■ Goal of the exercise ■
Copy out all lines carrying the word "data".

■ Items ■
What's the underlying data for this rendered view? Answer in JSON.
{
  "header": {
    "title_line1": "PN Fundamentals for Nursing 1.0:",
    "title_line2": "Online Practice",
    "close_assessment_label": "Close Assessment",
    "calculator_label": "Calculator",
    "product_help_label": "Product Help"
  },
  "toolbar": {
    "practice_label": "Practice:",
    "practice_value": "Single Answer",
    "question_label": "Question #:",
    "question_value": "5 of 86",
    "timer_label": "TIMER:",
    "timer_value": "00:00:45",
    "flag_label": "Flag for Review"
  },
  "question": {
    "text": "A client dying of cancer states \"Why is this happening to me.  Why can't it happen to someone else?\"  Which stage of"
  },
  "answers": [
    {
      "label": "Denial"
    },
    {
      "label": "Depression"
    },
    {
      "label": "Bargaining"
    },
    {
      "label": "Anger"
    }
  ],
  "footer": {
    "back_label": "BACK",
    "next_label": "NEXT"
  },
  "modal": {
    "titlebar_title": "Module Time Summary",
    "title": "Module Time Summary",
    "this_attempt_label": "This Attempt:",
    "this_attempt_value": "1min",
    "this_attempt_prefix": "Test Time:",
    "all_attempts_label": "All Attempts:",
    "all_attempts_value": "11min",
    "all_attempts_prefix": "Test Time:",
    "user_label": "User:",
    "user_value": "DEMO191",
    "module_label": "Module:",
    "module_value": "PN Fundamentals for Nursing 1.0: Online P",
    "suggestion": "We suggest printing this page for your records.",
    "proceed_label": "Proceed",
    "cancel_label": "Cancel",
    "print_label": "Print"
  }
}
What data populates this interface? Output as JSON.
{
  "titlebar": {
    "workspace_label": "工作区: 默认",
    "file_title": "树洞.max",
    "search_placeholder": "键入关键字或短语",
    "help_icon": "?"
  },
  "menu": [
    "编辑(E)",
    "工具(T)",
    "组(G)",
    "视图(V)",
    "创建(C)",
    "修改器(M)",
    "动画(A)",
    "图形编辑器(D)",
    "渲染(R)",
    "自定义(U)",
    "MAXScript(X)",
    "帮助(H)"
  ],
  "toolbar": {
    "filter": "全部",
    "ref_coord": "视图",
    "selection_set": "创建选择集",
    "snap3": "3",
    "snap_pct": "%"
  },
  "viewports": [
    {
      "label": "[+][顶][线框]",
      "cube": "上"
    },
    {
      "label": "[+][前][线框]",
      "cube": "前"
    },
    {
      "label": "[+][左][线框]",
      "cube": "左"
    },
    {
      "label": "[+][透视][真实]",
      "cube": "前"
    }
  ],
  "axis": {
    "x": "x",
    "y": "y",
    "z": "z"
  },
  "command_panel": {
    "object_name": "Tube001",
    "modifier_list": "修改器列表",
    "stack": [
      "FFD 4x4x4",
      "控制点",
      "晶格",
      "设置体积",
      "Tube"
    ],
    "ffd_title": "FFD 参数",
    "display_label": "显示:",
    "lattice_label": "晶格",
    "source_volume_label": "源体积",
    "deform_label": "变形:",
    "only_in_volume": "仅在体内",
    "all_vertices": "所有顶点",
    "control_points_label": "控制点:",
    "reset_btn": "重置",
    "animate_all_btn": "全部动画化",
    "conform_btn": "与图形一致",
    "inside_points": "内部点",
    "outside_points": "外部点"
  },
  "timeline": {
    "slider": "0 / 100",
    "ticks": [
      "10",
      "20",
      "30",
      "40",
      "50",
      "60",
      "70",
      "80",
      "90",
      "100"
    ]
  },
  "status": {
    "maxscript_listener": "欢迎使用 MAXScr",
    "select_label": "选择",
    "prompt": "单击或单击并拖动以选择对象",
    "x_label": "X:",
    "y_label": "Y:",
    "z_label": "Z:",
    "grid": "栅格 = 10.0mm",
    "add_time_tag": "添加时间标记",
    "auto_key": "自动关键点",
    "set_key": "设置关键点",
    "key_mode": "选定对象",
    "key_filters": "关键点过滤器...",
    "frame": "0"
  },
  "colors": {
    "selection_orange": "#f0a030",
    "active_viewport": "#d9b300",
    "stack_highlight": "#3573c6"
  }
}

■ Exercise solution ■
What's the underlying data for this rendered view? Answer in JSON.
What data populates this interface? Output as JSON.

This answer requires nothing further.